[Set problem] Retype all of the data. Every line must match exactly.

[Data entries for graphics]
==================================================

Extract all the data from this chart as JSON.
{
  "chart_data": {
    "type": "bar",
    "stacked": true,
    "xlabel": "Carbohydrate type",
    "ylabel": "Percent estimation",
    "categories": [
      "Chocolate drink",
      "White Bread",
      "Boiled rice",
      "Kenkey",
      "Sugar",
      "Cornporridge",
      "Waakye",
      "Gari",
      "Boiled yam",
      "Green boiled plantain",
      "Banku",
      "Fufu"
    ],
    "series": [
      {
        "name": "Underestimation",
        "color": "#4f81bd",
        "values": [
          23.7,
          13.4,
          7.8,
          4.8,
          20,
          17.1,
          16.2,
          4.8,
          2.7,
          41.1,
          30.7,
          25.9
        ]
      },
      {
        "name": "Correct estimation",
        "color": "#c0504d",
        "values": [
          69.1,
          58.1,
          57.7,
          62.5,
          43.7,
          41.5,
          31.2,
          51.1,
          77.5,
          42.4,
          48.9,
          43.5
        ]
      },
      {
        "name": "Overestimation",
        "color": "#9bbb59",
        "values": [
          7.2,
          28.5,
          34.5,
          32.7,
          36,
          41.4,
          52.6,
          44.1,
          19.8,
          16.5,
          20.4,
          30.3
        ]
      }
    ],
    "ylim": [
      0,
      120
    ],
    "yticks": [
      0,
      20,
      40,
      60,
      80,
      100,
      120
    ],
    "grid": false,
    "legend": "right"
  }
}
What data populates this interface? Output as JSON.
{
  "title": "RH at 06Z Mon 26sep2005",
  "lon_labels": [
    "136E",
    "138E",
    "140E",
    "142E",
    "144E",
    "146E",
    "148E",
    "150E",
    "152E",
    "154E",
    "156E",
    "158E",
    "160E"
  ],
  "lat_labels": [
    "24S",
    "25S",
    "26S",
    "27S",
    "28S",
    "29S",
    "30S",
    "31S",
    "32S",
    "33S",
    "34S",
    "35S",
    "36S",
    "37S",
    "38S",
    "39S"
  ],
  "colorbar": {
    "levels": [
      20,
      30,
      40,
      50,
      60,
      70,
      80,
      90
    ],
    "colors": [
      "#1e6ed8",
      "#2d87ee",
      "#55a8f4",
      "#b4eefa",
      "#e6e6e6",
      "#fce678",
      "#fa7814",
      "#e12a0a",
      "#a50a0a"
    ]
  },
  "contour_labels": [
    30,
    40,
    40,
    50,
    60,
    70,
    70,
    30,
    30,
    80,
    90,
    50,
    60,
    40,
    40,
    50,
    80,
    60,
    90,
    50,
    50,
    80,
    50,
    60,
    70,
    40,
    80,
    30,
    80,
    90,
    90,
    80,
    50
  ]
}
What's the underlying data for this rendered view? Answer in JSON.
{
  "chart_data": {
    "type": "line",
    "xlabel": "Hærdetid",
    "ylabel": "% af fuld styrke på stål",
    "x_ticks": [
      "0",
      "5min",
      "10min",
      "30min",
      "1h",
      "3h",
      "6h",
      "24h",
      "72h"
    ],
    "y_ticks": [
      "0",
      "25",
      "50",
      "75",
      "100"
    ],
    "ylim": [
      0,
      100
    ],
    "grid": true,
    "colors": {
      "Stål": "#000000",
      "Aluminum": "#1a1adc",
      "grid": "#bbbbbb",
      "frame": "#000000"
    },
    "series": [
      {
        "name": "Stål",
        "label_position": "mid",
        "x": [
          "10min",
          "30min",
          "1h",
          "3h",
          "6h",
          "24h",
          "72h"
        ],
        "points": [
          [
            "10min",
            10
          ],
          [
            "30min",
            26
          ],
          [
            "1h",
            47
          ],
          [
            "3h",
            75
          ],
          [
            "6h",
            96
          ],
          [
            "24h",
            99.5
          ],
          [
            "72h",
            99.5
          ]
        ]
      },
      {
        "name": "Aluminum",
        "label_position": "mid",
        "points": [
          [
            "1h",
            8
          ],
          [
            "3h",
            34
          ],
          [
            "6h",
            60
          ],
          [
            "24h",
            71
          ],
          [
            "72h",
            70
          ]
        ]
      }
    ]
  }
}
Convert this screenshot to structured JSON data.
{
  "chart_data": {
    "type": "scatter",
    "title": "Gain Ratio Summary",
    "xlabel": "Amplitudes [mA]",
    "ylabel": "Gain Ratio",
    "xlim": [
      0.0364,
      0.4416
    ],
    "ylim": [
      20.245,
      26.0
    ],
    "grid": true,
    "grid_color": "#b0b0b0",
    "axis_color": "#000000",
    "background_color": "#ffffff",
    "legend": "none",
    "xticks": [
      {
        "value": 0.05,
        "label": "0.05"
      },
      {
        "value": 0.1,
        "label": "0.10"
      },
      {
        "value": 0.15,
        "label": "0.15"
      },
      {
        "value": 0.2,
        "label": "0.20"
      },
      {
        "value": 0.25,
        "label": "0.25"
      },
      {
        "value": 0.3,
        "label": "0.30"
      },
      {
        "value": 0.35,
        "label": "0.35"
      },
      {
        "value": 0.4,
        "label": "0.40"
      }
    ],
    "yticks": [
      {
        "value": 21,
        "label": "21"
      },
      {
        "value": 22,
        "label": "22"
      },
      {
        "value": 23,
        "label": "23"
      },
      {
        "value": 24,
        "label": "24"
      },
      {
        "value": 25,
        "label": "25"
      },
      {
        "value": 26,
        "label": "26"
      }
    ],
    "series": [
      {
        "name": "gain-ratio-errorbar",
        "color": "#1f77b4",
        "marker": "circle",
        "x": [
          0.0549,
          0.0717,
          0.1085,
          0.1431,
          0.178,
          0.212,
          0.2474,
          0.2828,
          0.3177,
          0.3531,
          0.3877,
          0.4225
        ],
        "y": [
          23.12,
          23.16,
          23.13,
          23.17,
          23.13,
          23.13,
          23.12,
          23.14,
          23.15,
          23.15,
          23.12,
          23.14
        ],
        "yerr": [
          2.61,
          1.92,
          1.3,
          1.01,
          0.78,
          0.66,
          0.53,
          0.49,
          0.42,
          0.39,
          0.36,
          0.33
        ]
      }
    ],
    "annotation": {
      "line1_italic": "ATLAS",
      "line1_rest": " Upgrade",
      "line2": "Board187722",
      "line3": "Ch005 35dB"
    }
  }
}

==================================================

[The solution]
Extract all the data from this chart as JSON.
{
  "chart_data": {
    "type": "bar",
    "stacked": true,
    "xlabel": "Carbohydrate type",
    "ylabel": "Percent estimation",
    "categories": [
      "Chocolate drink",
      "White Bread",
      "Boiled rice",
      "Kenkey",
      "Sugar",
      "Cornporridge",
      "Waakye",
      "Gari",
      "Boiled yam",
      "Green boiled plantain",
      "Banku",
      "Fufu"
    ],
    "series": [
      {
        "name": "Underestimation",
        "color": "#4f81bd",
        "values": [
          23.7,
          13.4,
          7.8,
          4.8,
          20,
          17.1,
          16.2,
          4.8,
          2.7,
          41.1,
          30.7,
          25.9
        ]
      },
      {
        "name": "Correct estimation",
        "color": "#c0504d",
        "values": [
          69.1,
          58.1,
          57.7,
          62.5,
          43.7,
          41.5,
          31.2,
          51.1,
          77.5,
          42.4,
          48.9,
          43.5
        ]
      },
      {
        "name": "Overestimation",
        "color": "#9bbb59",
        "values": [
          7.2,
          28.5,
          34.5,
          32.7,
          36,
          41.4,
          52.6,
          44.1,
          19.8,
          16.5,
          20.4,
          30.3
        ]
      }
    ],
    "ylim": [
      0,
      120
    ],
    "yticks": [
      0,
      20,
      40,
      60,
      80,
      100,
      120
    ],
    "grid": false,
    "legend": "right"
  }
}
What data populates this interface? Output as JSON.
{
  "title": "RH at 06Z Mon 26sep2005",
  "lon_labels": [
    "136E",
    "138E",
    "140E",
    "142E",
    "144E",
    "146E",
    "148E",
    "150E",
    "152E",
    "154E",
    "156E",
    "158E",
    "160E"
  ],
  "lat_labels": [
    "24S",
    "25S",
    "26S",
    "27S",
    "28S",
    "29S",
    "30S",
    "31S",
    "32S",
    "33S",
    "34S",
    "35S",
    "36S",
    "37S",
    "38S",
    "39S"
  ],
  "colorbar": {
    "levels": [
      20,
      30,
      40,
      50,
      60,
      70,
      80,
      90
    ],
    "colors": [
      "#1e6ed8",
      "#2d87ee",
      "#55a8f4",
      "#b4eefa",
      "#e6e6e6",
      "#fce678",
      "#fa7814",
      "#e12a0a",
      "#a50a0a"
    ]
  },
  "contour_labels": [
    30,
    40,
    40,
    50,
    60,
    70,
    70,
    30,
    30,
    80,
    90,
    50,
    60,
    40,
    40,
    50,
    80,
    60,
    90,
    50,
    50,
    80,
    50,
    60,
    70,
    40,
    80,
    30,
    80,
    90,
    90,
    80,
    50
  ]
}
What's the underlying data for this rendered view? Answer in JSON.
{
  "chart_data": {
    "type": "line",
    "xlabel": "Hærdetid",
    "ylabel": "% af fuld styrke på stål",
    "x_ticks": [
      "0",
      "5min",
      "10min",
      "30min",
      "1h",
      "3h",
      "6h",
      "24h",
      "72h"
    ],
    "y_ticks": [
      "0",
      "25",
      "50",
      "75",
      "100"
    ],
    "ylim": [
      0,
      100
    ],
    "grid": true,
    "colors": {
      "Stål": "#000000",
      "Aluminum": "#1a1adc",
      "grid": "#bbbbbb",
      "frame": "#000000"
    },
    "series": [
      {
        "name": "Stål",
        "label_position": "mid",
        "x": [
          "10min",
          "30min",
          "1h",
          "3h",
          "6h",
          "24h",
          "72h"
        ],
        "points": [
          [
            "10min",
            10
          ],
          [
            "30min",
            26
          ],
          [
            "1h",
            47
          ],
          [
            "3h",
            75
          ],
          [
            "6h",
            96
          ],
          [
            "24h",
            99.5
          ],
          [
            "72h",
            99.5
          ]
        ]
      },
      {
        "name": "Aluminum",
        "label_position": "mid",
        "points": [
          [
            "1h",
            8
          ],
          [
            "3h",
            34
          ],
          [
            "6h",
            60
          ],
          [
            "24h",
            71
          ],
          [
            "72h",
            70
          ]
        ]
      }
    ]
  }
}
Convert this screenshot to structured JSON data.
{
  "chart_data": {
    "type": "scatter",
    "title": "Gain Ratio Summary",
    "xlabel": "Amplitudes [mA]",
    "ylabel": "Gain Ratio",
    "xlim": [
      0.0364,
      0.4416
    ],
    "ylim": [
      20.245,
      26.0
    ],
    "grid": true,
    "grid_color": "#b0b0b0",
    "axis_color": "#000000",
    "background_color": "#ffffff",
    "legend": "none",
    "xticks": [
      {
        "value": 0.05,
        "label": "0.05"
      },
      {
        "value": 0.1,
        "label": "0.10"
      },
      {
        "value": 0.15,
        "label": "0.15"
      },
      {
        "value": 0.2,
        "label": "0.20"
      },
      {
        "value": 0.25,
        "label": "0.25"
      },
      {
        "value": 0.3,
        "label": "0.30"
      },
      {
        "value": 0.35,
        "label": "0.35"
      },
      {
        "value": 0.4,
        "label": "0.40"
      }
    ],
    "yticks": [
      {
        "value": 21,
        "label": "21"
      },
      {
        "value": 22,
        "label": "22"
      },
      {
        "value": 23,
        "label": "23"
      },
      {
        "value": 24,
        "label": "24"
      },
      {
        "value": 25,
        "label": "25"
      },
      {
        "value": 26,
        "label": "26"
      }
    ],
    "series": [
      {
        "name": "gain-ratio-errorbar",
        "color": "#1f77b4",
        "marker": "circle",
        "x": [
          0.0549,
          0.0717,
          0.1085,
          0.1431,
          0.178,
          0.212,
          0.2474,
          0.2828,
          0.3177,
          0.3531,
          0.3877,
          0.4225
        ],
        "y": [
          23.12,
          23.16,
          23.13,
          23.17,
          23.13,
          23.13,
          23.12,
          23.14,
          23.15,
          23.15,
          23.12,
          23.14
        ],
        "yerr": [
          2.61,
          1.92,
          1.3,
          1.01,
          0.78,
          0.66,
          0.53,
          0.49,
          0.42,
          0.39,
          0.36,
          0.33
        ]
      }
    ],
    "annotation": {
      "line1_italic": "ATLAS",
      "line1_rest": " Upgrade",
      "line2": "Board187722",
      "line3": "Ch005 35dB"
    }
  }
}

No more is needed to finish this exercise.